- SHORT EXERCISE -
Exact repetition is required: output every record in full.

─── DATA FOR THE TASK

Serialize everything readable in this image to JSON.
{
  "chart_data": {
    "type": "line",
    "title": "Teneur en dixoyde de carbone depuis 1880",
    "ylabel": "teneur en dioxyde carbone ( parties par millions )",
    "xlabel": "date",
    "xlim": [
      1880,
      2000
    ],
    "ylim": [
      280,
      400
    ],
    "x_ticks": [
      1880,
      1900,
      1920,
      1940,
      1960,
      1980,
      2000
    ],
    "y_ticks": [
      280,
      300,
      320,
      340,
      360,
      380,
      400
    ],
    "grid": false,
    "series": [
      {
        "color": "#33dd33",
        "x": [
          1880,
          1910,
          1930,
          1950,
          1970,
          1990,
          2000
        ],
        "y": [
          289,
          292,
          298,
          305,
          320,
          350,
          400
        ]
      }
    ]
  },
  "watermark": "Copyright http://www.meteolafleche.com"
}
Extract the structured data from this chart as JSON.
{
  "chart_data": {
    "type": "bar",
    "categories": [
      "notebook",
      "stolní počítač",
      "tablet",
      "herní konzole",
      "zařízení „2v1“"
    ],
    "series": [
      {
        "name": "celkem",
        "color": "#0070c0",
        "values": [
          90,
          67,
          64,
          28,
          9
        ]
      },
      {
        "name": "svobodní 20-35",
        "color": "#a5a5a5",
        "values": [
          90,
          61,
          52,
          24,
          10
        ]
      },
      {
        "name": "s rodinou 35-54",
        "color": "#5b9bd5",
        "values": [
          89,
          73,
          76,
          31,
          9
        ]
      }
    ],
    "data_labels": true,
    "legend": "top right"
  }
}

──────

- ANSWER TO THIS EXERCISE -
Serialize everything readable in this image to JSON.
{
  "chart_data": {
    "type": "line",
    "title": "Teneur en dixoyde de carbone depuis 1880",
    "ylabel": "teneur en dioxyde carbone ( parties par millions )",
    "xlabel": "date",
    "xlim": [
      1880,
      2000
    ],
    "ylim": [
      280,
      400
    ],
    "x_ticks": [
      1880,
      1900,
      1920,
      1940,
      1960,
      1980,
      2000
    ],
    "y_ticks": [
      280,
      300,
      320,
      340,
      360,
      380,
      400
    ],
    "grid": false,
    "series": [
      {
        "color": "#33dd33",
        "x": [
          1880,
          1910,
          1930,
          1950,
          1970,
          1990,
          2000
        ],
        "y": [
          289,
          292,
          298,
          305,
          320,
          350,
          400
        ]
      }
    ]
  },
  "watermark": "Copyright http://www.meteolafleche.com"
}
Extract the structured data from this chart as JSON.
{
  "chart_data": {
    "type": "bar",
    "categories": [
      "notebook",
      "stolní počítač",
      "tablet",
      "herní konzole",
      "zařízení „2v1“"
    ],
    "series": [
      {
        "name": "celkem",
        "color": "#0070c0",
        "values": [
          90,
          67,
          64,
          28,
          9
        ]
      },
      {
        "name": "svobodní 20-35",
        "color": "#a5a5a5",
        "values": [
          90,
          61,
          52,
          24,
          10
        ]
      },
      {
        "name": "s rodinou 35-54",
        "color": "#5b9bd5",
        "values": [
          89,
          73,
          76,
          31,
          9
        ]
      }
    ],
    "data_labels": true,
    "legend": "top right"
  }
}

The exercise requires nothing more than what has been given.